■ **GIVEN PROBLEM**: Retype the whole listing, please, keeping every line exact and dropping the pictures.

■ **MATERIAL SHOWN**:
*****
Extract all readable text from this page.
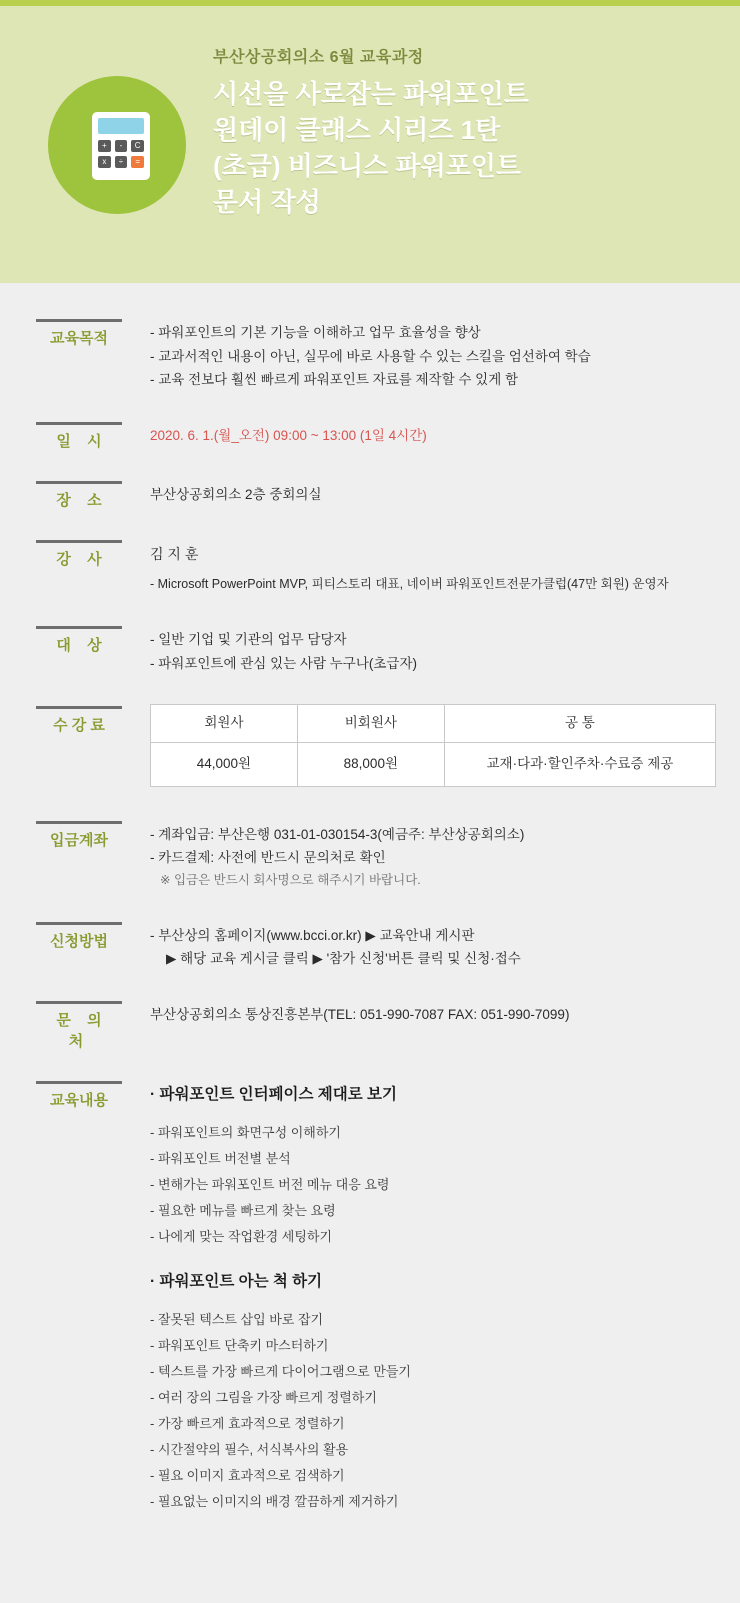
+	-	C
x	÷	=
부산상공회의소 6월 교육과정
시선을 사로잡는 파워포인트
원데이 클래스 시리즈 1탄
(초급) 비즈니스 파워포인트
문서 작성
교육목적	- 파워포인트의 기본 기능을 이해하고 업무 효율성을 향상
- 교과서적인 내용이 아닌, 실무에 바로 사용할 수 있는 스킬을 엄선하여 학습
- 교육 전보다 훨씬 빠르게 파워포인트 자료를 제작할 수 있게 함
일 시	2020. 6. 1.(월_오전) 09:00 ~ 13:00 (1일 4시간)
장 소	부산상공회의소 2층 중회의실
강 사	김 지 훈
- Microsoft PowerPoint MVP, 피티스토리 대표, 네이버 파워포인트전문가클럽(47만 회원) 운영자
대 상	- 일반 기업 및 기관의 업무 담당자
- 파워포인트에 관심 있는 사람 누구나(초급자)
수 강 료	회원사	비회원사	공 통
44,000원	88,000원	교재·다과·할인주차·수료증 제공
입금계좌	- 계좌입금: 부산은행 031-01-030154-3(예금주: 부산상공회의소)
- 카드결제: 사전에 반드시 문의처로 확인
※ 입금은 반드시 회사명으로 해주시기 바랍니다.
신청방법	- 부산상의 홈페이지(www.bcci.or.kr) ▶ 교육안내 게시판
▶ 해당 교육 게시글 클릭 ▶ '참가 신청'버튼 클릭 및 신청·접수
문 의 처
부산상공회의소 통상진흥본부(TEL: 051-990-7087 FAX: 051-990-7099)
교육내용	· 파워포인트 인터페이스 제대로 보기
- 파워포인트의 화면구성 이해하기
- 파워포인트 버전별 분석
- 변해가는 파워포인트 버전 메뉴 대응 요령
- 필요한 메뉴를 빠르게 찾는 요령
- 나에게 맞는 작업환경 세팅하기
· 파워포인트 아는 척 하기
- 잘못된 텍스트 삽입 바로 잡기
- 파워포인트 단축키 마스터하기
- 텍스트를 가장 빠르게 다이어그램으로 만들기
- 여러 장의 그림을 가장 빠르게 정렬하기
- 가장 빠르게 효과적으로 정렬하기
- 시간절약의 필수, 서식복사의 활용
- 필요 이미지 효과적으로 검색하기
- 필요없는 이미지의 배경 깔끔하게 제거하기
*****
■ **CORRECT OUTPUT**:
Extract all readable text from this page.
+	-	C
x	÷	=
부산상공회의소 6월 교육과정
시선을 사로잡는 파워포인트
원데이 클래스 시리즈 1탄
(초급) 비즈니스 파워포인트
문서 작성
교육목적	- 파워포인트의 기본 기능을 이해하고 업무 효율성을 향상
- 교과서적인 내용이 아닌, 실무에 바로 사용할 수 있는 스킬을 엄선하여 학습
- 교육 전보다 훨씬 빠르게 파워포인트 자료를 제작할 수 있게 함
일 시	2020. 6. 1.(월_오전) 09:00 ~ 13:00 (1일 4시간)
장 소	부산상공회의소 2층 중회의실
강 사	김 지 훈
- Microsoft PowerPoint MVP, 피티스토리 대표, 네이버 파워포인트전문가클럽(47만 회원) 운영자
대 상	- 일반 기업 및 기관의 업무 담당자
- 파워포인트에 관심 있는 사람 누구나(초급자)
수 강 료	회원사	비회원사	공 통
44,000원	88,000원	교재·다과·할인주차·수료증 제공
입금계좌	- 계좌입금: 부산은행 031-01-030154-3(예금주: 부산상공회의소)
- 카드결제: 사전에 반드시 문의처로 확인
※ 입금은 반드시 회사명으로 해주시기 바랍니다.
신청방법	- 부산상의 홈페이지(www.bcci.or.kr) ▶ 교육안내 게시판
▶ 해당 교육 게시글 클릭 ▶ '참가 신청'버튼 클릭 및 신청·접수
문 의 처
부산상공회의소 통상진흥본부(TEL: 051-990-7087 FAX: 051-990-7099)
교육내용	· 파워포인트 인터페이스 제대로 보기
- 파워포인트의 화면구성 이해하기
- 파워포인트 버전별 분석
- 변해가는 파워포인트 버전 메뉴 대응 요령
- 필요한 메뉴를 빠르게 찾는 요령
- 나에게 맞는 작업환경 세팅하기
· 파워포인트 아는 척 하기
- 잘못된 텍스트 삽입 바로 잡기
- 파워포인트 단축키 마스터하기
- 텍스트를 가장 빠르게 다이어그램으로 만들기
- 여러 장의 그림을 가장 빠르게 정렬하기
- 가장 빠르게 효과적으로 정렬하기
- 시간절약의 필수, 서식복사의 활용
- 필요 이미지 효과적으로 검색하기
- 필요없는 이미지의 배경 깔끔하게 제거하기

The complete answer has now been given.